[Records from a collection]
[Start of Attachment]

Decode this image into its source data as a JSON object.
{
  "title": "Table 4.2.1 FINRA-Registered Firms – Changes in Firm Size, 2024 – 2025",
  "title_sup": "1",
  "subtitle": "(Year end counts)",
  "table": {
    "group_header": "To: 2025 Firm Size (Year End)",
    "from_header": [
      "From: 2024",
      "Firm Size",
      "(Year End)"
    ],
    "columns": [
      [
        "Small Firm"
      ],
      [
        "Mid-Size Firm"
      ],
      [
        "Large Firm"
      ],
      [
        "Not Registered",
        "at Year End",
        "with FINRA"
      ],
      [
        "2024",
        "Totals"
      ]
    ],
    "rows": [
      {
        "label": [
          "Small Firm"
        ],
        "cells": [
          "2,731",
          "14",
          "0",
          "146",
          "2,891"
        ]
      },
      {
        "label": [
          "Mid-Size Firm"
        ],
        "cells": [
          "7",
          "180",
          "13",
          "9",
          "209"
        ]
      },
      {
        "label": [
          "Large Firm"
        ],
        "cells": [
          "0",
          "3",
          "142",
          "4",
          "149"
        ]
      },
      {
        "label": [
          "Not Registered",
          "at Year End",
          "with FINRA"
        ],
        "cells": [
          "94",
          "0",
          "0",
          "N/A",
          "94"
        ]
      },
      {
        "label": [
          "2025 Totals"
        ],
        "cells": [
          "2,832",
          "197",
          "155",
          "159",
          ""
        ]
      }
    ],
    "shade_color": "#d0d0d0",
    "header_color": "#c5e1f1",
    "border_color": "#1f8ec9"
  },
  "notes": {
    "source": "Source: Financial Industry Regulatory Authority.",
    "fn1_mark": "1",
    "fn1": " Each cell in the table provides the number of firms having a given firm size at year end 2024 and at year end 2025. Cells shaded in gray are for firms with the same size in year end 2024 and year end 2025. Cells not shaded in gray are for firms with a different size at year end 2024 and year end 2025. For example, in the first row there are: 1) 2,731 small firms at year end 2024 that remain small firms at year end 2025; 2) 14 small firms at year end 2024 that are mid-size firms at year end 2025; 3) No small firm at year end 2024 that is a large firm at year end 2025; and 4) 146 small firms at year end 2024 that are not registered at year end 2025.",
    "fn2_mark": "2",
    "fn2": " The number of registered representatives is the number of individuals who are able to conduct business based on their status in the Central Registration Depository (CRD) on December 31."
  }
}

[End of Attachment]

▶ PROBLEM DESCRIPTION:
Once you find the string "with" in a line of the records, copy that line.

▶ ANSWER SPACE:
        "with FINRA"
          "with FINRA"
    "fn1": " Each cell in the table provides the number of firms having a given firm size at year end 2024 and at year end 2025. Cells shaded in gray are for firms with the same size in year end 2024 and year end 2025. Cells not shaded in gray are for firms with a different size at year end 2024 and year end 2025. For example, in the first row there are: 1) 2,731 small firms at year end 2024 that remain small firms at year end 2025; 2) 14 small firms at year end 2024 that are mid-size firms at year end 2025; 3) No small firm at year end 2024 that is a large firm at year end 2025; and 4) 146 small firms at year end 2024 that are not registered at year end 2025.",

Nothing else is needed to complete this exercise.